» **Written exercise**:
Records follow. Select each line holding "mart".

» **Data to process**:
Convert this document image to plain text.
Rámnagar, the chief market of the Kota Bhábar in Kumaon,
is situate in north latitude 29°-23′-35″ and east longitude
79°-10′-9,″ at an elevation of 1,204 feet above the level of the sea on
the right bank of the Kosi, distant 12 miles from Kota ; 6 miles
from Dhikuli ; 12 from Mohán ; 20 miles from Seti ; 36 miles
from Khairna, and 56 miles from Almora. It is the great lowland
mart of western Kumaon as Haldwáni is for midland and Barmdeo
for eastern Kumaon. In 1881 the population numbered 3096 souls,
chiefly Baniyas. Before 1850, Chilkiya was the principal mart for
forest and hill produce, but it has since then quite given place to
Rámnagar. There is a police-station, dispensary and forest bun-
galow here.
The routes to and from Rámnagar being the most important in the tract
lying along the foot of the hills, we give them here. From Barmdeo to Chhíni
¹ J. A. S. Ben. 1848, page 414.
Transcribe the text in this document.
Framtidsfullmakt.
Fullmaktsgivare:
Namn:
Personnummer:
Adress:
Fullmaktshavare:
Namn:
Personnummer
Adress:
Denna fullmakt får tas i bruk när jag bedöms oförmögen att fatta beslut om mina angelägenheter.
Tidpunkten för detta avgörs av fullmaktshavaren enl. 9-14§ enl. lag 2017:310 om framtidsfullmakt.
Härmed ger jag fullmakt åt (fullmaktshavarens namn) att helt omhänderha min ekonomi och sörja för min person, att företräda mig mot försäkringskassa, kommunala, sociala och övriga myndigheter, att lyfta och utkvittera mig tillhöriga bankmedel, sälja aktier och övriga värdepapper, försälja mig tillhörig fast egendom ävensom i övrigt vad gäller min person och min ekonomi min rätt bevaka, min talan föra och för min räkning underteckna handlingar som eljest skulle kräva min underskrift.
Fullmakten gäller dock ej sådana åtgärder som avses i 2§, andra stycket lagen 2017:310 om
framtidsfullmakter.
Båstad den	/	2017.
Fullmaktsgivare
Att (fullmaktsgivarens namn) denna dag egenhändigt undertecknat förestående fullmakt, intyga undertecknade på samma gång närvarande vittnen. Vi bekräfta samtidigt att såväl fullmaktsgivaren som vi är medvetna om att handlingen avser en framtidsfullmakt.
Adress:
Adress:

» **Exercise result**:
mart of western Kumaon as Haldwáni is for midland and Barmdeo
chiefly Baniyas. Before 1850, Chilkiya was the principal mart for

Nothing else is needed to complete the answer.